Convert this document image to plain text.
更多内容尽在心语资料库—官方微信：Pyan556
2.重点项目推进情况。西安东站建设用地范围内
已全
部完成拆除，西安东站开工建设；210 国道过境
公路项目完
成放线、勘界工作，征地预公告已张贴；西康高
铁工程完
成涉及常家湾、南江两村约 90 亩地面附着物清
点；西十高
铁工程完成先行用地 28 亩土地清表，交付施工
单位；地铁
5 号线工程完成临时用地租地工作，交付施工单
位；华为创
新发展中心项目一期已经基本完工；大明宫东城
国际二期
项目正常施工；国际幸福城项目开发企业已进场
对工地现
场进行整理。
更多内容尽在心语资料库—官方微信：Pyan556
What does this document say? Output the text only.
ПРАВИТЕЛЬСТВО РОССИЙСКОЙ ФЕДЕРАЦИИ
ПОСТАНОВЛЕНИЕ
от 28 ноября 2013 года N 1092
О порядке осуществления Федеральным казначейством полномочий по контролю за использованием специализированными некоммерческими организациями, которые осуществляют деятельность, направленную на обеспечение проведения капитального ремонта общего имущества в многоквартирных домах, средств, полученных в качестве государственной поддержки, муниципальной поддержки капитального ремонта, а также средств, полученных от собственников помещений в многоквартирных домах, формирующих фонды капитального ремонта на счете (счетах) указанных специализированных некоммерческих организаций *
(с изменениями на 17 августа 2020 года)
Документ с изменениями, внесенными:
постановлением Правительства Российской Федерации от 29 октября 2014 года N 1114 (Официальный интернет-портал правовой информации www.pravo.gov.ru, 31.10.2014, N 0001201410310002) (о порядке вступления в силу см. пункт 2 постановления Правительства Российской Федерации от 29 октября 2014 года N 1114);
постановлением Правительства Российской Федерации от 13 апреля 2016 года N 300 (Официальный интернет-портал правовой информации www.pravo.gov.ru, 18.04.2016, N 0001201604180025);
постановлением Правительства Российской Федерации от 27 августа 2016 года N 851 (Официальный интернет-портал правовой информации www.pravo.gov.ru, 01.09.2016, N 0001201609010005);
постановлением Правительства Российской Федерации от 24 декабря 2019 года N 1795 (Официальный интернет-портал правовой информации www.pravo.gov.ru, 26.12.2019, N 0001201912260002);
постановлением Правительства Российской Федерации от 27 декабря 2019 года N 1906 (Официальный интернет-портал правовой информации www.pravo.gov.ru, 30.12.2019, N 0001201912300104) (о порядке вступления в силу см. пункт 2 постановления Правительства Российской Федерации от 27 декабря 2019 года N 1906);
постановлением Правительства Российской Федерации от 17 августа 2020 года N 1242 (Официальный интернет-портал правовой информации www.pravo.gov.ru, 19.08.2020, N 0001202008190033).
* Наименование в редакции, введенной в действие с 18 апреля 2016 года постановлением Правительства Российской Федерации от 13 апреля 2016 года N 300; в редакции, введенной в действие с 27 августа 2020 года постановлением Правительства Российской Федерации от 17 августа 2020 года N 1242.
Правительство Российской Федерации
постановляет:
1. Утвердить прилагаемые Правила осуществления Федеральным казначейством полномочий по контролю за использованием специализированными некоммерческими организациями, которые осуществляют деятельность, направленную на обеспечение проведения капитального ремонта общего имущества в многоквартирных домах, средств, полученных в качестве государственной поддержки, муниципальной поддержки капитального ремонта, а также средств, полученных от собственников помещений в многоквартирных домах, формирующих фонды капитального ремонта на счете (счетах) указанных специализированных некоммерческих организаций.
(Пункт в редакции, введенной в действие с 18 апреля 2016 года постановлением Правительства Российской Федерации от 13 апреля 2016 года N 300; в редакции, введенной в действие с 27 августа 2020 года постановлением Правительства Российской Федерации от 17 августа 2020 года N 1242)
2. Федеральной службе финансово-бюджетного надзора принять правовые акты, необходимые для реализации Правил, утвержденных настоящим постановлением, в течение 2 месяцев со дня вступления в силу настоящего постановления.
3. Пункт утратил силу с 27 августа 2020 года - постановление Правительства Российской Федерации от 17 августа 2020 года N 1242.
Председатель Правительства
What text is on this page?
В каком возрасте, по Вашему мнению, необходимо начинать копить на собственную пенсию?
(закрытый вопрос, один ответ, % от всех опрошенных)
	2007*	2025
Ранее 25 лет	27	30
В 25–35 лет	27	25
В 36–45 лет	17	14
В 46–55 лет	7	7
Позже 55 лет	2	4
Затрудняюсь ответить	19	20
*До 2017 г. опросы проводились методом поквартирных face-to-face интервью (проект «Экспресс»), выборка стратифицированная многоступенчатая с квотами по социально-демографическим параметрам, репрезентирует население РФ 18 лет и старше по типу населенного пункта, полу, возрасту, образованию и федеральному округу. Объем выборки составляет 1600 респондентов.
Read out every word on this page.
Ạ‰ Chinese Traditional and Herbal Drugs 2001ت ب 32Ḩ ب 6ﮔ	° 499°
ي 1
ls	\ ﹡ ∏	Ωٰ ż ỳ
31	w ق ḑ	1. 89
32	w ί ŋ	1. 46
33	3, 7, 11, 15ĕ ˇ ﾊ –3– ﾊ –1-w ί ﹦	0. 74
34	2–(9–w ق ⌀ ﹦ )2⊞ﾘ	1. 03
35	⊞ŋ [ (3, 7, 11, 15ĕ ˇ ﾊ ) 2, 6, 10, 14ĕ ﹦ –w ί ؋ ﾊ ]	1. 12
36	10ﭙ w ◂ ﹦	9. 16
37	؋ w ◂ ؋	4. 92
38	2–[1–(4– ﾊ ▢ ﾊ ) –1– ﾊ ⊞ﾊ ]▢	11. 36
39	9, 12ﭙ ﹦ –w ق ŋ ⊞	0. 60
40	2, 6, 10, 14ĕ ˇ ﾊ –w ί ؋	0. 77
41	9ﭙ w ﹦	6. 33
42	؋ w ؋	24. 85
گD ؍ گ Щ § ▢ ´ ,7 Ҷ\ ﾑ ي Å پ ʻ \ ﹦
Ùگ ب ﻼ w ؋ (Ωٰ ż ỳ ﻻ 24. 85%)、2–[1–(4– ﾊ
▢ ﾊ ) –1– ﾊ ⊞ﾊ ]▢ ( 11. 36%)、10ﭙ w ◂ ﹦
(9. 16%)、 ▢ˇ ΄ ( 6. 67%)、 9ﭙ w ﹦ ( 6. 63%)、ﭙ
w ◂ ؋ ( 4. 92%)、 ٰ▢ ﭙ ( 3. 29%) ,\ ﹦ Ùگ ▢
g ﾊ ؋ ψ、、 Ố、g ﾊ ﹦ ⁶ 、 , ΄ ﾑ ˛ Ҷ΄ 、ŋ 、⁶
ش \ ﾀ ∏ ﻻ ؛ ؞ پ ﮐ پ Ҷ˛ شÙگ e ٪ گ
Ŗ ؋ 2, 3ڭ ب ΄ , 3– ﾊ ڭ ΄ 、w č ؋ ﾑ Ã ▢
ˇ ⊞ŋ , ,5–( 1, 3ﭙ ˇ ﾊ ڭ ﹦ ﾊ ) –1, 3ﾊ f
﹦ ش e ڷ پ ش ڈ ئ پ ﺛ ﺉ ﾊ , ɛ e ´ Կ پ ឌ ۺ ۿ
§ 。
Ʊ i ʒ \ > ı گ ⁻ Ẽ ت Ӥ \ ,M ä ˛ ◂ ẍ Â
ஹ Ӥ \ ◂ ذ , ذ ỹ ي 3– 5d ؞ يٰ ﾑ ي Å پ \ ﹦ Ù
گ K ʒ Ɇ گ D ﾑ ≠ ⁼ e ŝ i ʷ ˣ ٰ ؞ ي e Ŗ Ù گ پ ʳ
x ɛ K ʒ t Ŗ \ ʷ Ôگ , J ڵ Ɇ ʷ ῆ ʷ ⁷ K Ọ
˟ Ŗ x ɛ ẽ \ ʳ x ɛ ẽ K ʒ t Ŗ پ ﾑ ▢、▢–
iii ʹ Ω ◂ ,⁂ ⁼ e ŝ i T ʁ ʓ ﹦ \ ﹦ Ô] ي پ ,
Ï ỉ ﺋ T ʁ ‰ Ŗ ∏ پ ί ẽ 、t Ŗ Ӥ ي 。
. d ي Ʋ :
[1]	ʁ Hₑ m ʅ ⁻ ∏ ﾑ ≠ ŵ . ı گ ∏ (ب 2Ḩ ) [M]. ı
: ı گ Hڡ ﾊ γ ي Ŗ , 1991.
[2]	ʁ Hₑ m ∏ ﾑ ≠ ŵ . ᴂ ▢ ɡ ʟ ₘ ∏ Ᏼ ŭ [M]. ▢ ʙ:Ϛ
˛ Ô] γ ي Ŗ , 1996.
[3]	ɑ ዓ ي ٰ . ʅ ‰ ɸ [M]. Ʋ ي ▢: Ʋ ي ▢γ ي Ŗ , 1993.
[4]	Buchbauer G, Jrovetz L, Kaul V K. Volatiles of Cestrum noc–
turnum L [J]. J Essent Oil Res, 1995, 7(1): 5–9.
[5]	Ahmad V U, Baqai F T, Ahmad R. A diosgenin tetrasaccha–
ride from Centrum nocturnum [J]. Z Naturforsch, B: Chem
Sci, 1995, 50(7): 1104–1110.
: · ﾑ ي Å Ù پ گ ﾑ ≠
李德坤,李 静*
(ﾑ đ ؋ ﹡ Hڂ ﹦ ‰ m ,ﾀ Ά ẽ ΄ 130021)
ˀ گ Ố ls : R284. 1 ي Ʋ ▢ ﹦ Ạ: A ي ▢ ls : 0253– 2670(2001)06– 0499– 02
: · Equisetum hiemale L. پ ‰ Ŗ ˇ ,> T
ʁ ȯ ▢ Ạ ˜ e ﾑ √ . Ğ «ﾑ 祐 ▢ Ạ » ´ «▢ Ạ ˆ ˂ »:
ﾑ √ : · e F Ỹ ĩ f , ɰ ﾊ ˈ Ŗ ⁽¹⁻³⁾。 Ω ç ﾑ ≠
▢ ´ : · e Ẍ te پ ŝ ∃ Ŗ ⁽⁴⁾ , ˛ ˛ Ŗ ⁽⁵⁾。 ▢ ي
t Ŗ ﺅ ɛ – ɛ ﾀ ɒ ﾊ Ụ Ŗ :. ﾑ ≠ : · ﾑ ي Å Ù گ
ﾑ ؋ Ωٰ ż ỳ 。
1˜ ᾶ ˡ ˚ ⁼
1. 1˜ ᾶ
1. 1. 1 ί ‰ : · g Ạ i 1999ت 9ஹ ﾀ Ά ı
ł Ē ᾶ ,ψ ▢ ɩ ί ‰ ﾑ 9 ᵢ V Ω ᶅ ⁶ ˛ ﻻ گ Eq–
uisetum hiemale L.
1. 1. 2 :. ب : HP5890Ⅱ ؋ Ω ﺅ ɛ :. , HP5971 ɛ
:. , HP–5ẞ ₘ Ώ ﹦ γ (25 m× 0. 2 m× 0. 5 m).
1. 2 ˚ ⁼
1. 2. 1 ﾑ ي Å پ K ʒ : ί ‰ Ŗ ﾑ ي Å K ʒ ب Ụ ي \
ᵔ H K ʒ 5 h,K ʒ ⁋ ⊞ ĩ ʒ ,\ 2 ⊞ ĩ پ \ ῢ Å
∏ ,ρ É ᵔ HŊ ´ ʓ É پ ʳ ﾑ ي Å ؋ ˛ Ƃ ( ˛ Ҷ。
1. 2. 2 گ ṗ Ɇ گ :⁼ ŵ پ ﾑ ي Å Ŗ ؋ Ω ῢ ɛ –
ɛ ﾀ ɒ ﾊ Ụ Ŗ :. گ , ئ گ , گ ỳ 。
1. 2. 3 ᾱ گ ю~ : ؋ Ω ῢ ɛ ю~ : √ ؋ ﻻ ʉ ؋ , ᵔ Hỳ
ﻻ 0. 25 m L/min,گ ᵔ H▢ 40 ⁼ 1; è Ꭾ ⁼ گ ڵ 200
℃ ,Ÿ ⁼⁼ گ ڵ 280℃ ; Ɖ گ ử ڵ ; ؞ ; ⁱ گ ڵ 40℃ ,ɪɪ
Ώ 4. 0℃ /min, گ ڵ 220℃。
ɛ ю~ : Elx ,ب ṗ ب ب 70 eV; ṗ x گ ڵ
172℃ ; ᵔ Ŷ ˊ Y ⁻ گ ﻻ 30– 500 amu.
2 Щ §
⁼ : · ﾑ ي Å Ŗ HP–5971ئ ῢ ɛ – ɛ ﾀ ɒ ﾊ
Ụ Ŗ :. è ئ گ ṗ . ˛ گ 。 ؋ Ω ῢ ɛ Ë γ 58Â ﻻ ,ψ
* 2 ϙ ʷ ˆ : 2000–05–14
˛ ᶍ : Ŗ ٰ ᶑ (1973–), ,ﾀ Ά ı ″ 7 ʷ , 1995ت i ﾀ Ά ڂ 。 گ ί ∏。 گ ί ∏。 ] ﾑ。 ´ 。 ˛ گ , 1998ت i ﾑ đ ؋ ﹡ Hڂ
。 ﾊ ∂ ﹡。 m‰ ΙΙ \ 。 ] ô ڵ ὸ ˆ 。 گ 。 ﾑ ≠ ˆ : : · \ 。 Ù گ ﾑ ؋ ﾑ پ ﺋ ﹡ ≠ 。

Given request:
Every line in the data that holds "изменениями" should be copied out.

Task answer:
(с изменениями на 17 августа 2020 года)
Документ с изменениями, внесенными:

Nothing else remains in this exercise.